INPUT DATA start
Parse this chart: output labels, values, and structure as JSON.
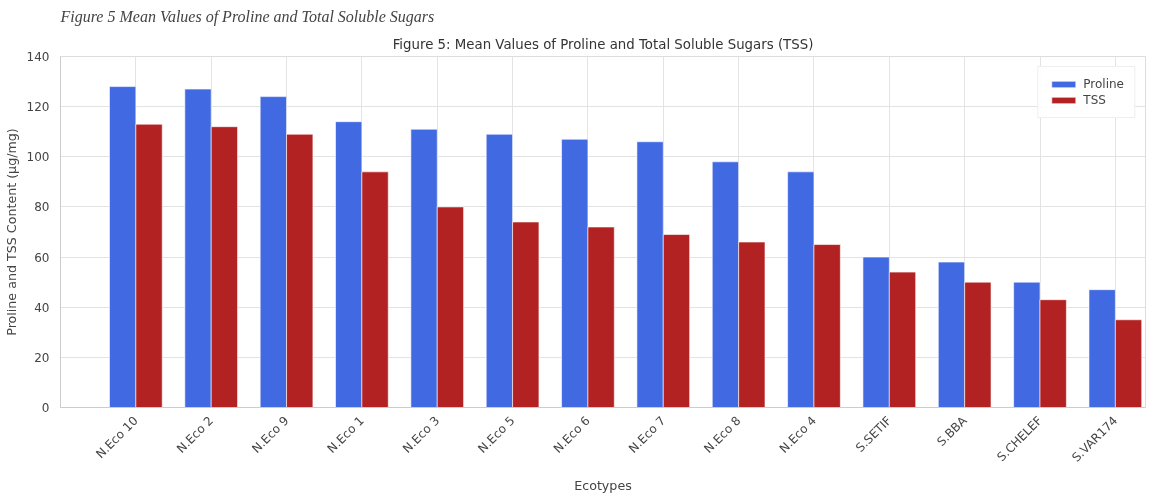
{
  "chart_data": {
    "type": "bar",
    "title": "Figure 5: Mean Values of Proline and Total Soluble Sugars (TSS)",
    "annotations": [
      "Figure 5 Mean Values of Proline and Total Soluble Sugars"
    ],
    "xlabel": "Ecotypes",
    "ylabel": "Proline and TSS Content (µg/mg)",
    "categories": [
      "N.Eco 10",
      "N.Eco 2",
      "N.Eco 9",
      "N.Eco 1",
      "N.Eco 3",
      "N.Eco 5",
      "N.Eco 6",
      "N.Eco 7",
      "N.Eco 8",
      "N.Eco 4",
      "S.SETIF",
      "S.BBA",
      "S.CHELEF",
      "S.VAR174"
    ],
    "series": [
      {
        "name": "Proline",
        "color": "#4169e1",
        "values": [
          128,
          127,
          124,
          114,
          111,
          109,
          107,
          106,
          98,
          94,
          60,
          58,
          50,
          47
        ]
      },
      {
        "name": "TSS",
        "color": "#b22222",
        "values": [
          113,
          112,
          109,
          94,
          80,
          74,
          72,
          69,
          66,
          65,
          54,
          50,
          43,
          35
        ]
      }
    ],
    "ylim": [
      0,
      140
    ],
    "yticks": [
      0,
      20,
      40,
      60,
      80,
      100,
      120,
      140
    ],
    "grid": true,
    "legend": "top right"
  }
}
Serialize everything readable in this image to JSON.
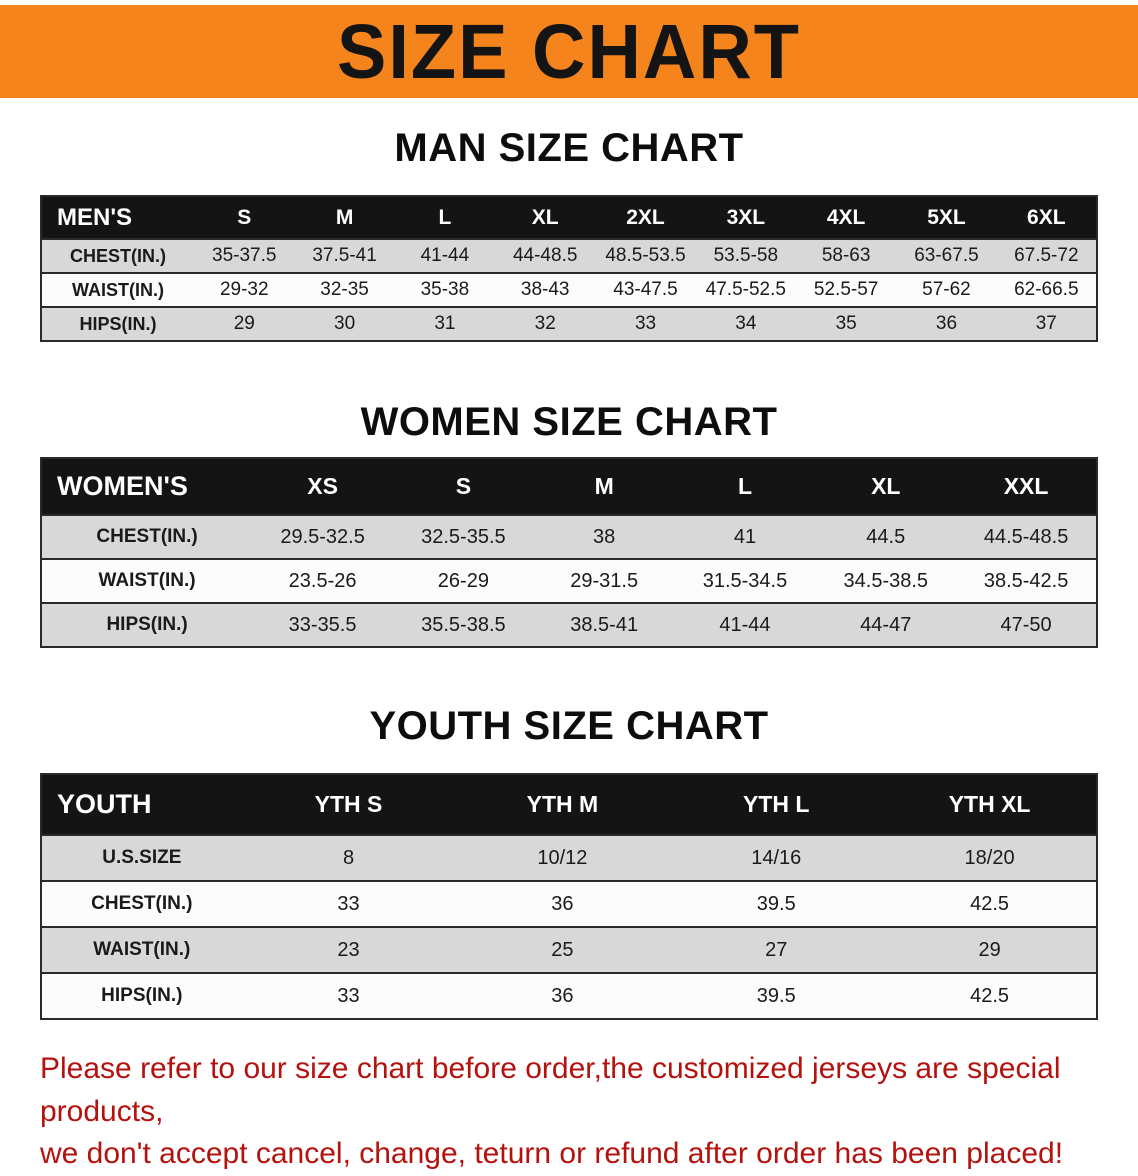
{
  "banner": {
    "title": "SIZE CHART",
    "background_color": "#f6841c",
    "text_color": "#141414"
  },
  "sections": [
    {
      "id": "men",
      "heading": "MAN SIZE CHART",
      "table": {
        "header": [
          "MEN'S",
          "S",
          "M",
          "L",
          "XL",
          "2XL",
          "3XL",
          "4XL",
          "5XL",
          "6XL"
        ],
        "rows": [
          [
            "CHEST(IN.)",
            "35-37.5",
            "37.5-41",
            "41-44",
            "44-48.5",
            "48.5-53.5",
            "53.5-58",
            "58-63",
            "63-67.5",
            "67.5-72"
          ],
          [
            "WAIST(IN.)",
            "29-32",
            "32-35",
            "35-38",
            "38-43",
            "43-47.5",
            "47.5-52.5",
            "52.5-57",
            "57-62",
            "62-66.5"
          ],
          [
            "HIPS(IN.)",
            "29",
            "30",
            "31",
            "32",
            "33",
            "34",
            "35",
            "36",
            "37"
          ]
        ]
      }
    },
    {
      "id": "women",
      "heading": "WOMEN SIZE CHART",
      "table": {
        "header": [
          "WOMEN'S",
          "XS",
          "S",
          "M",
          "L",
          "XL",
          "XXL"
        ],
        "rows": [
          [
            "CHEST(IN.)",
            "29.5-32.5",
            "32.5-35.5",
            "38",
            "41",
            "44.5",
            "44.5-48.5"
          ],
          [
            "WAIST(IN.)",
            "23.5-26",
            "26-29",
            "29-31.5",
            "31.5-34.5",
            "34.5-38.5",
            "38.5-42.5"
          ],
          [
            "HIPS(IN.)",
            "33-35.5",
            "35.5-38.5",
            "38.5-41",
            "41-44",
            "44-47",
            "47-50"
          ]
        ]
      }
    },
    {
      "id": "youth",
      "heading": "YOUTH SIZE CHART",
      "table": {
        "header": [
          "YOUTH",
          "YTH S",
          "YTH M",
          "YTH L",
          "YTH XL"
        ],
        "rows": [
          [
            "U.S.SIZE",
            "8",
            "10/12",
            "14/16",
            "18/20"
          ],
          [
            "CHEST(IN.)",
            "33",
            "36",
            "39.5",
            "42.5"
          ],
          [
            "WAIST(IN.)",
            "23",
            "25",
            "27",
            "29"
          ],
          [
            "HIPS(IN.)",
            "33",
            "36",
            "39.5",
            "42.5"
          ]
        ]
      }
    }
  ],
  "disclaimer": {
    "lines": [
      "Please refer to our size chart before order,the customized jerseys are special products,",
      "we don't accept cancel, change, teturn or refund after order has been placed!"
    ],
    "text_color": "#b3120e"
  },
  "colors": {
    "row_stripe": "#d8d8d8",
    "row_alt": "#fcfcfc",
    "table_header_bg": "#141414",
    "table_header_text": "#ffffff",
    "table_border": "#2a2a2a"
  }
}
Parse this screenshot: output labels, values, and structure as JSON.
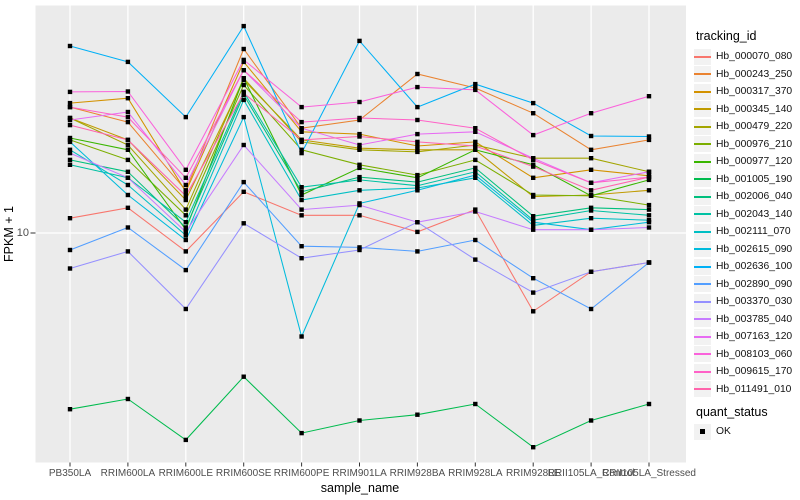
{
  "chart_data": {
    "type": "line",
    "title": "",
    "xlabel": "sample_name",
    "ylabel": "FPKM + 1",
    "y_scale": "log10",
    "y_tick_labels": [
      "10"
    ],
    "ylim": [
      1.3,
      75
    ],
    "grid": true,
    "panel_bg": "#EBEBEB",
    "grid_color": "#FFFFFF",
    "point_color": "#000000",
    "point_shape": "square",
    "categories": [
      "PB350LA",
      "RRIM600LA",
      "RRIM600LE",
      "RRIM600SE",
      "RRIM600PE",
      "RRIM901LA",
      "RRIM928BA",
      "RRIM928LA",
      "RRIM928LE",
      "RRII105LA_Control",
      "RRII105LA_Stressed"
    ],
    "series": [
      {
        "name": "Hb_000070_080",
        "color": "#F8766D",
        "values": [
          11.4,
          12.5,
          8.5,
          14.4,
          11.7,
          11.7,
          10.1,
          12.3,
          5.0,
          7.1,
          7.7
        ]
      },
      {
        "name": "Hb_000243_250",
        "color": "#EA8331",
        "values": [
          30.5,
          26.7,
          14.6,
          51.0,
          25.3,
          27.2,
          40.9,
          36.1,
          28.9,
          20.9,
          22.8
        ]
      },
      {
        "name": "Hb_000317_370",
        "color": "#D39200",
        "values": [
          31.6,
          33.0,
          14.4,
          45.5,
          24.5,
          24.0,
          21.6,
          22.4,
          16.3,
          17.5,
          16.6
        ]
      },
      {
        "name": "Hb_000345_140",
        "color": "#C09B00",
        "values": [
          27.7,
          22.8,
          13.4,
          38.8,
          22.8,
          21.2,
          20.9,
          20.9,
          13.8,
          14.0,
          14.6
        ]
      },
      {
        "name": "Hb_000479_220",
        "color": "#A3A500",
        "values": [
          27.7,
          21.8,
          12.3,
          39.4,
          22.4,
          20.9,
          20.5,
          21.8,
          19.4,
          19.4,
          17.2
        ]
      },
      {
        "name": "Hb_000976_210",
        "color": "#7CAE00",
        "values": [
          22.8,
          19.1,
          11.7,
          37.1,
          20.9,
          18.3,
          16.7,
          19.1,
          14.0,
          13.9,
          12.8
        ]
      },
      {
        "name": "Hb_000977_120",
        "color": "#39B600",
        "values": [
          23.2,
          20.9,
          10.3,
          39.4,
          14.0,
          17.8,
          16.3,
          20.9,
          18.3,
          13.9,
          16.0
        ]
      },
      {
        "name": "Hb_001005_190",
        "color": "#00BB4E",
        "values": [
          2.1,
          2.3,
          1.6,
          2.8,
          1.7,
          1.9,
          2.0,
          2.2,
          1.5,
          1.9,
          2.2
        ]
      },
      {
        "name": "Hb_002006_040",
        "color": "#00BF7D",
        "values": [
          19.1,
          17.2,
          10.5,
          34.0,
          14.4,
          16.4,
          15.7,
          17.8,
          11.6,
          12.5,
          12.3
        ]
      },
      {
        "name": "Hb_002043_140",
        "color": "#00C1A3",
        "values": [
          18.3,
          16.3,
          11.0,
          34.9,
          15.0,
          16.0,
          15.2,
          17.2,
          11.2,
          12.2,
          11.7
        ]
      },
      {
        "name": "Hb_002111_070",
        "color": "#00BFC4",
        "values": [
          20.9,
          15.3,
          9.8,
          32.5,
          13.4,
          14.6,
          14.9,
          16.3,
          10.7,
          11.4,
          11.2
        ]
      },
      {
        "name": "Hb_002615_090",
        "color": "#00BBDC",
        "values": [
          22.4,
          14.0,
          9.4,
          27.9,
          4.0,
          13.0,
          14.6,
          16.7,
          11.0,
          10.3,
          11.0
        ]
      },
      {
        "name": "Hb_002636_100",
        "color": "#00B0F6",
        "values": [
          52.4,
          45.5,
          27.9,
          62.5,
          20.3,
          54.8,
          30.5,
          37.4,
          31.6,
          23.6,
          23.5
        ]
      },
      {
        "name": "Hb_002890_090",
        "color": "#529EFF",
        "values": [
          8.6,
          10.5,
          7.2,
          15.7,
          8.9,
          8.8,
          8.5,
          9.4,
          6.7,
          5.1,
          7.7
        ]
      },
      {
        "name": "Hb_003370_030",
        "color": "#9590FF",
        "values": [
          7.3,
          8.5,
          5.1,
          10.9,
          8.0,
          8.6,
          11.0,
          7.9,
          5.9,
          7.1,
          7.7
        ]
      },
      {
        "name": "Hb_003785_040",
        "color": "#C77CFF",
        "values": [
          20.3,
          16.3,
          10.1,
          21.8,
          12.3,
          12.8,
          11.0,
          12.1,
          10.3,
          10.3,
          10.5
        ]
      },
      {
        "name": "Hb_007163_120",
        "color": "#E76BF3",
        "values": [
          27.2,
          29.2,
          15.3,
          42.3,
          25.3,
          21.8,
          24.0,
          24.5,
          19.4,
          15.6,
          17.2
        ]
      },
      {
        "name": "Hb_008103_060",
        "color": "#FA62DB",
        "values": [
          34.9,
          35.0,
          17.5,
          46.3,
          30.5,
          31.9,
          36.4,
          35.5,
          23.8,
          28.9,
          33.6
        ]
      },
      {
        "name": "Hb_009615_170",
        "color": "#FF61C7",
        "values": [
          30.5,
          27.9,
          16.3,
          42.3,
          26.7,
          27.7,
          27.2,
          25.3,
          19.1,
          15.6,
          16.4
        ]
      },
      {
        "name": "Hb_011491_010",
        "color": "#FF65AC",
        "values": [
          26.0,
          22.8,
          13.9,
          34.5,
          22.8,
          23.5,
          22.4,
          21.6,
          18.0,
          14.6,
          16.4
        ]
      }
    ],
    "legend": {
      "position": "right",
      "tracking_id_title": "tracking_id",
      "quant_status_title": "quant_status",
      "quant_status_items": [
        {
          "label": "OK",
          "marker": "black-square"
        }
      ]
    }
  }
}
INPUT DATA end
REQUEST
Pick out each line containing the string "heading" and copy it.

RESULT OF THE TASK
      "heading": "MAN SIZE CHART",
      "heading": "WOMEN SIZE CHART",
      "heading": "YOUTH SIZE CHART",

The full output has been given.